> WORK REQUEST
Resume the news article on the House vote over extending jobless benefits, picking up right after its last sentence.

> DOCUMENT EXTRACT
######

House won’t extendSFlbjobless benefits


By JESSE J. HOLLAND

The bill would have extended the unemployment benefit check for 13 weeks.

WASHINGTON — The House on Wednesday narrowly defeated a Democratic attempt to give unemployed Americans an extra three months of jobless benefits after the White House threatened to veto the bill. But Democratic leaders said they will immediately bring the bill back for a second vote today.

The bill would have extended the average $300-a-week unemployment benefit check by 13 weeks for all Americans. Job seekers in high unemployment states such as Alaska, California, Michigan and Rhode Island would have been able to get an extra 13 weeks on top of that.

House Democratic leaders brought up the bill under a procedure that required a two-thirds vote for approval. The final vote was 279-144, just three votes shy of the margin needed for passage and to overcome a presidential veto.

House Majority Leader Steny Hoyer, D-Md., said today’s vote will only need a majority for passage. “We’re not going to let this sink,” Hoyer told reporters after the vote.

######

> INFORMATION GIVEN
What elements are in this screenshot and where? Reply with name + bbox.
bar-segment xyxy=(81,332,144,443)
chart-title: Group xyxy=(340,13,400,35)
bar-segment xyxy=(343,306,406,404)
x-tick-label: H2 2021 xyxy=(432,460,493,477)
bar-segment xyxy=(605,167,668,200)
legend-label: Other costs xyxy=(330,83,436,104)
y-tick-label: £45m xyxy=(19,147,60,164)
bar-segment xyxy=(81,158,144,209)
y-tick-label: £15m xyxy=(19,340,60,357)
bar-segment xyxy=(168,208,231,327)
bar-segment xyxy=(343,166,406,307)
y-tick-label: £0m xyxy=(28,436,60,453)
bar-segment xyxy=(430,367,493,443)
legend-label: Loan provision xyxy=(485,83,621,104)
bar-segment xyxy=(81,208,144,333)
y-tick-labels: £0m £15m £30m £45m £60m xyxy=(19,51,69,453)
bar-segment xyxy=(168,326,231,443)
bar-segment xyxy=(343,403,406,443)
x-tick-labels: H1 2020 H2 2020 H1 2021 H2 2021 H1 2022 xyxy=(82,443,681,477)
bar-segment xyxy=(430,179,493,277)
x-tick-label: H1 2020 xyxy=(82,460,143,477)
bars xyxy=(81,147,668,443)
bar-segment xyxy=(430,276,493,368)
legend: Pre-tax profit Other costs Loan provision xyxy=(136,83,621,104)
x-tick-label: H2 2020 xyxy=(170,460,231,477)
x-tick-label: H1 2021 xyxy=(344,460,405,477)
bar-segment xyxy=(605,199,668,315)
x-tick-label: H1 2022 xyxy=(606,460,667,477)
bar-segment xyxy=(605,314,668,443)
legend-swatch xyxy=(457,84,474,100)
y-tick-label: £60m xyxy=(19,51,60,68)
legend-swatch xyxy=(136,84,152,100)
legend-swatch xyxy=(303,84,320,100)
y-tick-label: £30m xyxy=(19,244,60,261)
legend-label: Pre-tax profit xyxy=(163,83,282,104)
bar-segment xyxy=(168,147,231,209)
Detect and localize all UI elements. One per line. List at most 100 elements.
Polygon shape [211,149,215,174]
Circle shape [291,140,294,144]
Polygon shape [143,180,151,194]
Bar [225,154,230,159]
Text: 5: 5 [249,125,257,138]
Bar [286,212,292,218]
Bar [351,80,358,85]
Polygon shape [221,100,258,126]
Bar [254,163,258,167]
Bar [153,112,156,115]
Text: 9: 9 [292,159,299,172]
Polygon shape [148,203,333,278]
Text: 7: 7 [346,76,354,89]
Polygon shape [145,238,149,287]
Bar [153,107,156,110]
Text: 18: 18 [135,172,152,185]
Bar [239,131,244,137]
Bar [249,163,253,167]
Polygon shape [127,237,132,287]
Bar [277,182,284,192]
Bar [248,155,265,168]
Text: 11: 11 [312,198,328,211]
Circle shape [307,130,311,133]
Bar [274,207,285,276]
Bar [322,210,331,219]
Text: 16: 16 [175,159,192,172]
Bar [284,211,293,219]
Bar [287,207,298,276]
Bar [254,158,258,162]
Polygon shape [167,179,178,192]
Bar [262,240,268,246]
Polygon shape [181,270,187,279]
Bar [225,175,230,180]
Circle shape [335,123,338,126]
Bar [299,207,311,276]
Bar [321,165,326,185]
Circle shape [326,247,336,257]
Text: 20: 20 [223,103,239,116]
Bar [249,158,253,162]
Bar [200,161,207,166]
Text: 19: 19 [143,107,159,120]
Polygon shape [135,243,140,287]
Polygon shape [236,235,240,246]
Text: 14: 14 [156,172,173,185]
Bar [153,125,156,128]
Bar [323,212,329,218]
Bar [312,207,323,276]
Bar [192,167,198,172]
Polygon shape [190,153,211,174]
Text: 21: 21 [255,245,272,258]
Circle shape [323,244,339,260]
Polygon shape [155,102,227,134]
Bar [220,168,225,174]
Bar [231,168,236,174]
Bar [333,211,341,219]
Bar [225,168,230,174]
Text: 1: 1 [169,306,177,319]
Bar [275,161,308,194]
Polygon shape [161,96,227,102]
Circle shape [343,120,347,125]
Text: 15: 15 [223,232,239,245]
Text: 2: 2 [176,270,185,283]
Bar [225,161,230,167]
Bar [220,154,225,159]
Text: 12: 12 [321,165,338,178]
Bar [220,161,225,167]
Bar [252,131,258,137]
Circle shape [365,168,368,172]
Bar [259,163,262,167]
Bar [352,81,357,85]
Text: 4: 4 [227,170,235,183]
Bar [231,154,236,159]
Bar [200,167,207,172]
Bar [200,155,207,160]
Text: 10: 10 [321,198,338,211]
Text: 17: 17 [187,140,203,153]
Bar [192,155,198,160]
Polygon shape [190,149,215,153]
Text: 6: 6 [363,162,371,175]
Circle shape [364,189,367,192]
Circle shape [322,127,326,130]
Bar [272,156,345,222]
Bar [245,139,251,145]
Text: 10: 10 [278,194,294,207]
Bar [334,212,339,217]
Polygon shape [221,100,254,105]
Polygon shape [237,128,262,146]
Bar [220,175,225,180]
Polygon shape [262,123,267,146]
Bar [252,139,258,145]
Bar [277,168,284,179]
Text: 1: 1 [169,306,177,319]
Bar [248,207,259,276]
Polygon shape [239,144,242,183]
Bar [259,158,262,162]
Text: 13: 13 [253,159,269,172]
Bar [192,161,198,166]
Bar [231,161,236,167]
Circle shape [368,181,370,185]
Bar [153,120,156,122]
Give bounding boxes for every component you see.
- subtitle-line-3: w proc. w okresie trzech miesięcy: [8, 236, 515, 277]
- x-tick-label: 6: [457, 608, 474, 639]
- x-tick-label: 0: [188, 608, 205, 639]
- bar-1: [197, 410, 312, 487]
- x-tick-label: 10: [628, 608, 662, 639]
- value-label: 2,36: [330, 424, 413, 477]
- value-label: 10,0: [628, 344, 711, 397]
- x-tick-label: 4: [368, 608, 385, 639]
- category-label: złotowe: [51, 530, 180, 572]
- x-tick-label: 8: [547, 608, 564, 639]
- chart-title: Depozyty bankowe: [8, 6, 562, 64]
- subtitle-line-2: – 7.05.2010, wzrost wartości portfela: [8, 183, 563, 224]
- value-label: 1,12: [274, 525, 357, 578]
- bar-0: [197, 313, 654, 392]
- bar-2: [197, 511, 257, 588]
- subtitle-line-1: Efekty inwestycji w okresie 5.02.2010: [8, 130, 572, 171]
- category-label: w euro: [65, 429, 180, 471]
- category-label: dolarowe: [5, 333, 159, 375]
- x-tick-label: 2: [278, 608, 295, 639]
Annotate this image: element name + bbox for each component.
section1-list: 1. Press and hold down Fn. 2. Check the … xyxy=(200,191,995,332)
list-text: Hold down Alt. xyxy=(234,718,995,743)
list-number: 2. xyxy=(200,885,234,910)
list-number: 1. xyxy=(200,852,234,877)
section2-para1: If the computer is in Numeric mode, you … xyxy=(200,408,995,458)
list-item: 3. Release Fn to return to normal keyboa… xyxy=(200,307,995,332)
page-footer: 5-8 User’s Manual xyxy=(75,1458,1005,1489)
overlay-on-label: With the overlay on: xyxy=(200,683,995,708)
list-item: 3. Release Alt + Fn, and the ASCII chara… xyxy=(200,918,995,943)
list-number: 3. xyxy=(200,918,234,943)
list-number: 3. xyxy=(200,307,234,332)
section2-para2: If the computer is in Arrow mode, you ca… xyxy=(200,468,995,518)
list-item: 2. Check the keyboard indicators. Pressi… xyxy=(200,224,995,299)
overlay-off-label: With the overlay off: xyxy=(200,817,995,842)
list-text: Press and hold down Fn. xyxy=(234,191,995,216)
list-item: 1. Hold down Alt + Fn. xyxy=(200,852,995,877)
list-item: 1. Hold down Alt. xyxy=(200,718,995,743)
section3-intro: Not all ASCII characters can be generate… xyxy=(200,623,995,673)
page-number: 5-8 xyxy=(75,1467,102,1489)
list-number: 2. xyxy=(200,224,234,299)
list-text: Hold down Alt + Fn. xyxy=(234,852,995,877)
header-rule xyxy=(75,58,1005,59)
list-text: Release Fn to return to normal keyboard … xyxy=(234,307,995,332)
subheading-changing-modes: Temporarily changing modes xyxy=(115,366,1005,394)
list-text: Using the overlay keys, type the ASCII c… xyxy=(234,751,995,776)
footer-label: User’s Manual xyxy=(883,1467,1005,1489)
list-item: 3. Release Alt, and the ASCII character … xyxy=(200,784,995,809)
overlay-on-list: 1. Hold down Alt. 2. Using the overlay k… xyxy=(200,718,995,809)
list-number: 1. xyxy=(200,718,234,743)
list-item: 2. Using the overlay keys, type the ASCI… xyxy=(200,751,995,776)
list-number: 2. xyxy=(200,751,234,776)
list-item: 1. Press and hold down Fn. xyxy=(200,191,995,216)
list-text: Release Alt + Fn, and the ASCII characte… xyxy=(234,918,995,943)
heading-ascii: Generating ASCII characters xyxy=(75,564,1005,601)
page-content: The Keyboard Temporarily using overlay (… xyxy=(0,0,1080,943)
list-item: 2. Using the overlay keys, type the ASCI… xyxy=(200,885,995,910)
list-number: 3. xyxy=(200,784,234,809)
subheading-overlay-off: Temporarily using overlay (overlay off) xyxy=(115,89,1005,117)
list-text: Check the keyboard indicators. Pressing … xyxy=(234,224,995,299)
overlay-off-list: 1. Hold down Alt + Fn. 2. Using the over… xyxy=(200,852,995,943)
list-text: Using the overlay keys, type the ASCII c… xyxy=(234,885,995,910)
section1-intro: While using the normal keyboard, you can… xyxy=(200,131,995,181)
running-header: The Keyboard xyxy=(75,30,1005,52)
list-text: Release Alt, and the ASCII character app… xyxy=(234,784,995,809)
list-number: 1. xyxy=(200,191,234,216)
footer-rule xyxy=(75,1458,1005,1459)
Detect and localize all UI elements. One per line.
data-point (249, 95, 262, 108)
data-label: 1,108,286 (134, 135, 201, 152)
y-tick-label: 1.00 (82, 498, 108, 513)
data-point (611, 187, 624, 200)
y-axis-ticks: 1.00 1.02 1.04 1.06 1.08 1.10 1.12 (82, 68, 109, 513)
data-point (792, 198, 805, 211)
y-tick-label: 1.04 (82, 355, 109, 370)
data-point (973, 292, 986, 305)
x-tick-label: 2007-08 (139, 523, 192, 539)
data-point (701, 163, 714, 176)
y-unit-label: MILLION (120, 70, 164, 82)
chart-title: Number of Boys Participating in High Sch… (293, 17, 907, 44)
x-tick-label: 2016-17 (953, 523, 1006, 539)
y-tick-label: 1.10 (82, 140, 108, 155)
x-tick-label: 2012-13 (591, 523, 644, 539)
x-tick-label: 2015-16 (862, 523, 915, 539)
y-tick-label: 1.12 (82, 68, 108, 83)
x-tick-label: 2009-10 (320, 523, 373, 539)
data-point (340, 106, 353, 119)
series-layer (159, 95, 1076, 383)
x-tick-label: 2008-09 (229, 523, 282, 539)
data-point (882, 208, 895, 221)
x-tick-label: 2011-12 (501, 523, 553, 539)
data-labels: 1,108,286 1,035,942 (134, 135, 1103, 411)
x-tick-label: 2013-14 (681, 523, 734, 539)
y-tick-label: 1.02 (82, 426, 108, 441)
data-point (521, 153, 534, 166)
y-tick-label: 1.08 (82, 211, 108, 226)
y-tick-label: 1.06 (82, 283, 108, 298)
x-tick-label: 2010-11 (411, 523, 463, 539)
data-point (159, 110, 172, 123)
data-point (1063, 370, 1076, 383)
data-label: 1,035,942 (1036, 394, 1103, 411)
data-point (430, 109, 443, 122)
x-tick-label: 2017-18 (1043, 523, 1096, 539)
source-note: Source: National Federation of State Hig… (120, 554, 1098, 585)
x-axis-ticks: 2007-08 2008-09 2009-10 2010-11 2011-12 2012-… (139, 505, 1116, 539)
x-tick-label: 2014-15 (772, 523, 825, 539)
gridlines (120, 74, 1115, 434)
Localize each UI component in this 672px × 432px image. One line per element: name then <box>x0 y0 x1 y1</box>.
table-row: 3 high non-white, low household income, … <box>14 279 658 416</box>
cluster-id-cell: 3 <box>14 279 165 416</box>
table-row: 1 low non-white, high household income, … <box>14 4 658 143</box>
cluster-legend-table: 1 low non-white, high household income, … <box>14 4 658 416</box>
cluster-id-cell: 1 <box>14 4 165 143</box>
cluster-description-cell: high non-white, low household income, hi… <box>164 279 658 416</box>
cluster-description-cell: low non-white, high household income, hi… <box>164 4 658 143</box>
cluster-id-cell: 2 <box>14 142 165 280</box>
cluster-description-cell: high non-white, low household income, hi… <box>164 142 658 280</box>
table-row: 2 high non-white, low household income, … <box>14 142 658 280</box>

######

> TASK OUTPUT
In the Senate, Democrats planned to add the measure to a must-pass war spending bill. Senate Majority Leader Harry Reid, D-Nev., will keep all options open, but he “continues to believe the best way to pass this extension is by including it in the supplemental appropriations bill,” spokesman Jim Manley said.

Majority Democrats said the legislation was needed because of the tough economy and rising unemployment rates. But the White House said emergency steps such as extending unemployment benefits have historically been taken only when the unemployment rate jumps considerably higher than the 5.5 percent reported for May.

The Bush administration also complained that the bill gives extended benefits to all states regardless of their unemployment rates. For example, South Dakota and Wyoming reported unemployment rates of 2.6 percent.

“It is fiscally irresponsible to provide extra benefits in states with low unemployment rates,” the White House statement said.

“We ought to target that money to those areas where we have high unemployment and people need our help,” said House Republican leader John Boehner of Ohio.

White House officials said they could support a bill that only offers the 13-week extension to high-unemployment states. But Democrats argued that people should not have to wait for things to get worse before the federal government helps them.

Republicans said the Democratic bill also deletes a provision that requires people to work 20 weeks before getting unemployment benefits. “It is not too much to expect someone to have worked for at least five months to collect up to a total of 12 months of unemployment benefits,” Weller said.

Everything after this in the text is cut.